-------- Dataset records

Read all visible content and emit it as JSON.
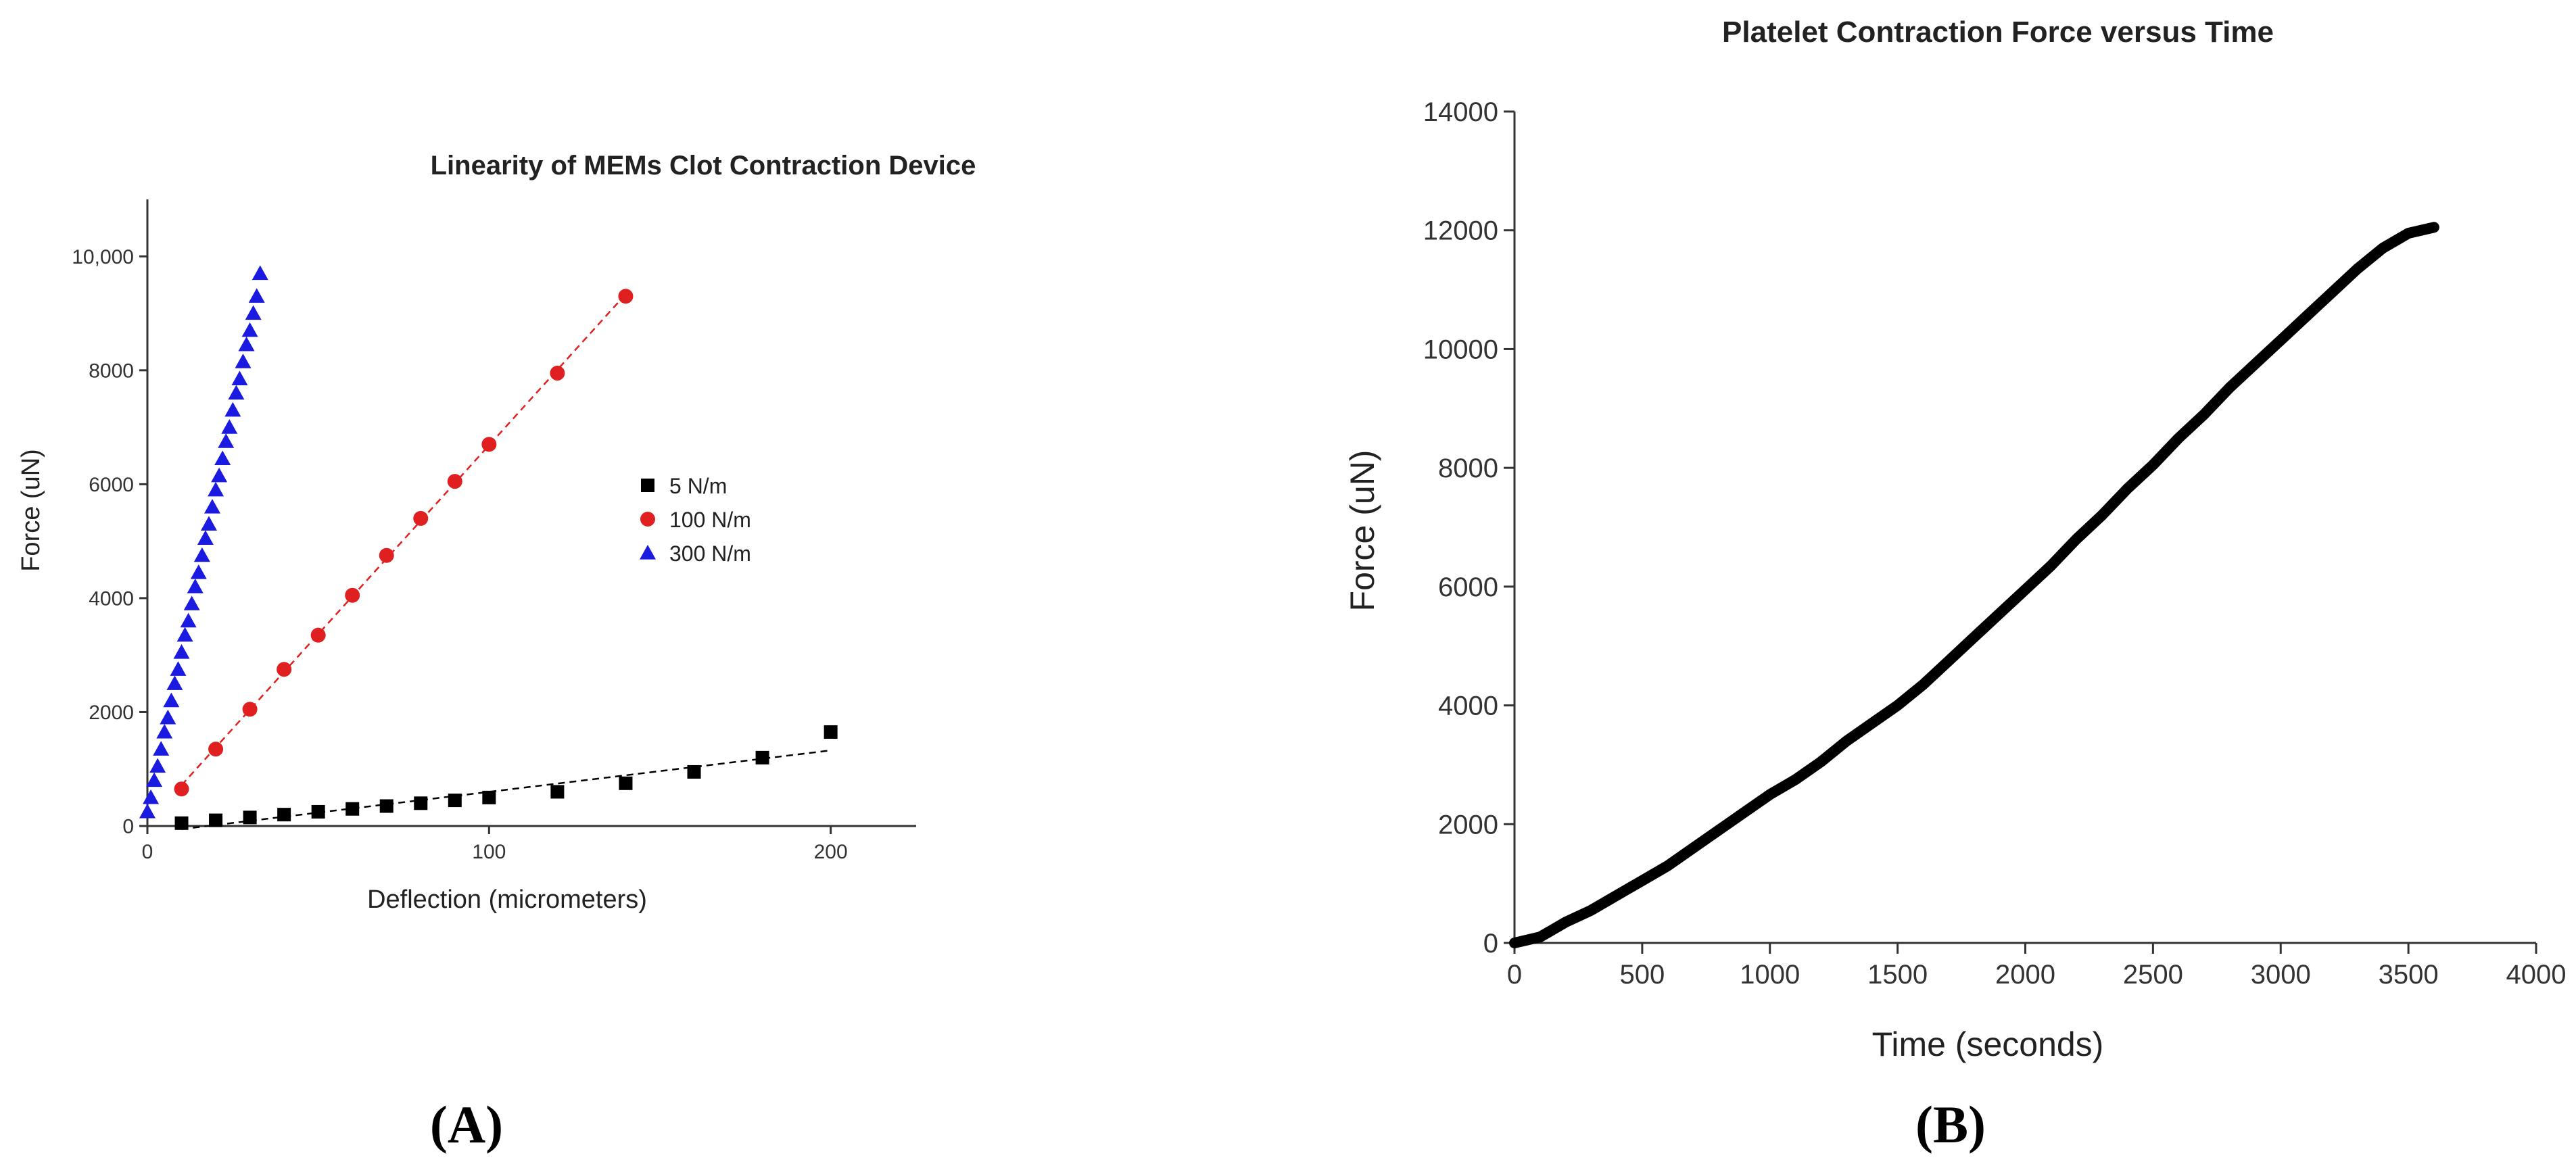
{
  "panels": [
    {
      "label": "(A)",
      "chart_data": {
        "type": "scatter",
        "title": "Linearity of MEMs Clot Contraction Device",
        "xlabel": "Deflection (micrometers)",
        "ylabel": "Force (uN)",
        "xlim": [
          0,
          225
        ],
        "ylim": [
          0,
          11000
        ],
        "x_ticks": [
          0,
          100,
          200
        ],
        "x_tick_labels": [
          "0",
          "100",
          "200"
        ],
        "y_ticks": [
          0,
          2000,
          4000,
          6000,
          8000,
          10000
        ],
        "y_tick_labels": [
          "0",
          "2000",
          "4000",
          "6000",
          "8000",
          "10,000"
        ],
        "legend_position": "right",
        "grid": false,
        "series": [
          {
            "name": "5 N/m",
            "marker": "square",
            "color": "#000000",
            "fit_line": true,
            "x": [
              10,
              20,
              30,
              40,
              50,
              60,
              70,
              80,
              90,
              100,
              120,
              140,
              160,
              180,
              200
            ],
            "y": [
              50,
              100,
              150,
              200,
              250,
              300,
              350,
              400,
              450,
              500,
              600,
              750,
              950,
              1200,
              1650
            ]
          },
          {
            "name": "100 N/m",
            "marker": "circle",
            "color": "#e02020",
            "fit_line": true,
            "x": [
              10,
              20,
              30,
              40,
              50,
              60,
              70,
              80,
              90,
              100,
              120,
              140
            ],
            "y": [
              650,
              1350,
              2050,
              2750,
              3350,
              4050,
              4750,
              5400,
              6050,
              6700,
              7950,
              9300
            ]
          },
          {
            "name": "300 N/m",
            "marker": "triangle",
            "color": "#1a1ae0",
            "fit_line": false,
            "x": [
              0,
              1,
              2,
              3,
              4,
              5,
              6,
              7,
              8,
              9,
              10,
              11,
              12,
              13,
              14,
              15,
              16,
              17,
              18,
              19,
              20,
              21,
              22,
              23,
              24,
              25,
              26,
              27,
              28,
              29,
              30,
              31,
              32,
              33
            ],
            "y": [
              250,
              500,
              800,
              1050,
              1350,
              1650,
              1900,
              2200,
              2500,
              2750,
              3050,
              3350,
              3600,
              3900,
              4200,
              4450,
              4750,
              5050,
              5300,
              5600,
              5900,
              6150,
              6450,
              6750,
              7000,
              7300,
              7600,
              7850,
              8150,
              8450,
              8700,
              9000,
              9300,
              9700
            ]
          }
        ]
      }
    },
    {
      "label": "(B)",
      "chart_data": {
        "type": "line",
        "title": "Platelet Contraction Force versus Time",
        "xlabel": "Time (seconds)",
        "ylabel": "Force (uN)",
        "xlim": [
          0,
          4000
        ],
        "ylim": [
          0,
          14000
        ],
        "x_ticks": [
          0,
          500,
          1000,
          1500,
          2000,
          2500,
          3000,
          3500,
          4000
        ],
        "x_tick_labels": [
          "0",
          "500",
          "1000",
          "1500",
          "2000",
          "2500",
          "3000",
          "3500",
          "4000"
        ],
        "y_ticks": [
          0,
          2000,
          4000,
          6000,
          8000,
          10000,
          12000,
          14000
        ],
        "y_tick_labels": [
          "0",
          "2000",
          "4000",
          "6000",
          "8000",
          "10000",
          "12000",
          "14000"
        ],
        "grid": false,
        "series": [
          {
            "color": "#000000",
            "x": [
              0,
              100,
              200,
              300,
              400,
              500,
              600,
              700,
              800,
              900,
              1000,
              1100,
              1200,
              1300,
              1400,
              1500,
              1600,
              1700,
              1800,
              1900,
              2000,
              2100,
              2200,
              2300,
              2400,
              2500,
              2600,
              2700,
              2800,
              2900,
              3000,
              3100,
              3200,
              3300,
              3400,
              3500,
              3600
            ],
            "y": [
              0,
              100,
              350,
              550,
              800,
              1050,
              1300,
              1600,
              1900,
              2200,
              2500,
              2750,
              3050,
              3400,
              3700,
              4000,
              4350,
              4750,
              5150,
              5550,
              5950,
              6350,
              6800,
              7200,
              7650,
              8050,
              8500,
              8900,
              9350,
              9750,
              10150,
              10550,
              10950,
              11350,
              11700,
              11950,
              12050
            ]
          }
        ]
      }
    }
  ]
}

----------------

Give every line above again exactly, with no pictures.

Read all visible content and emit it as JSON.
{
  "panels": [
    {
      "label": "(A)",
      "chart_data": {
        "type": "scatter",
        "title": "Linearity of MEMs Clot Contraction Device",
        "xlabel": "Deflection (micrometers)",
        "ylabel": "Force (uN)",
        "xlim": [
          0,
          225
        ],
        "ylim": [
          0,
          11000
        ],
        "x_ticks": [
          0,
          100,
          200
        ],
        "x_tick_labels": [
          "0",
          "100",
          "200"
        ],
        "y_ticks": [
          0,
          2000,
          4000,
          6000,
          8000,
          10000
        ],
        "y_tick_labels": [
          "0",
          "2000",
          "4000",
          "6000",
          "8000",
          "10,000"
        ],
        "legend_position": "right",
        "grid": false,
        "series": [
          {
            "name": "5 N/m",
            "marker": "square",
            "color": "#000000",
            "fit_line": true,
            "x": [
              10,
              20,
              30,
              40,
              50,
              60,
              70,
              80,
              90,
              100,
              120,
              140,
              160,
              180,
              200
            ],
            "y": [
              50,
              100,
              150,
              200,
              250,
              300,
              350,
              400,
              450,
              500,
              600,
              750,
              950,
              1200,
              1650
            ]
          },
          {
            "name": "100 N/m",
            "marker": "circle",
            "color": "#e02020",
            "fit_line": true,
            "x": [
              10,
              20,
              30,
              40,
              50,
              60,
              70,
              80,
              90,
              100,
              120,
              140
            ],
            "y": [
              650,
              1350,
              2050,
              2750,
              3350,
              4050,
              4750,
              5400,
              6050,
              6700,
              7950,
              9300
            ]
          },
          {
            "name": "300 N/m",
            "marker": "triangle",
            "color": "#1a1ae0",
            "fit_line": false,
            "x": [
              0,
              1,
              2,
              3,
              4,
              5,
              6,
              7,
              8,
              9,
              10,
              11,
              12,
              13,
              14,
              15,
              16,
              17,
              18,
              19,
              20,
              21,
              22,
              23,
              24,
              25,
              26,
              27,
              28,
              29,
              30,
              31,
              32,
              33
            ],
            "y": [
              250,
              500,
              800,
              1050,
              1350,
              1650,
              1900,
              2200,
              2500,
              2750,
              3050,
              3350,
              3600,
              3900,
              4200,
              4450,
              4750,
              5050,
              5300,
              5600,
              5900,
              6150,
              6450,
              6750,
              7000,
              7300,
              7600,
              7850,
              8150,
              8450,
              8700,
              9000,
              9300,
              9700
            ]
          }
        ]
      }
    },
    {
      "label": "(B)",
      "chart_data": {
        "type": "line",
        "title": "Platelet Contraction Force versus Time",
        "xlabel": "Time (seconds)",
        "ylabel": "Force (uN)",
        "xlim": [
          0,
          4000
        ],
        "ylim": [
          0,
          14000
        ],
        "x_ticks": [
          0,
          500,
          1000,
          1500,
          2000,
          2500,
          3000,
          3500,
          4000
        ],
        "x_tick_labels": [
          "0",
          "500",
          "1000",
          "1500",
          "2000",
          "2500",
          "3000",
          "3500",
          "4000"
        ],
        "y_ticks": [
          0,
          2000,
          4000,
          6000,
          8000,
          10000,
          12000,
          14000
        ],
        "y_tick_labels": [
          "0",
          "2000",
          "4000",
          "6000",
          "8000",
          "10000",
          "12000",
          "14000"
        ],
        "grid": false,
        "series": [
          {
            "color": "#000000",
            "x": [
              0,
              100,
              200,
              300,
              400,
              500,
              600,
              700,
              800,
              900,
              1000,
              1100,
              1200,
              1300,
              1400,
              1500,
              1600,
              1700,
              1800,
              1900,
              2000,
              2100,
              2200,
              2300,
              2400,
              2500,
              2600,
              2700,
              2800,
              2900,
              3000,
              3100,
              3200,
              3300,
              3400,
              3500,
              3600
            ],
            "y": [
              0,
              100,
              350,
              550,
              800,
              1050,
              1300,
              1600,
              1900,
              2200,
              2500,
              2750,
              3050,
              3400,
              3700,
              4000,
              4350,
              4750,
              5150,
              5550,
              5950,
              6350,
              6800,
              7200,
              7650,
              8050,
              8500,
              8900,
              9350,
              9750,
              10150,
              10550,
              10950,
              11350,
              11700,
              11950,
              12050
            ]
          }
        ]
      }
    }
  ]
}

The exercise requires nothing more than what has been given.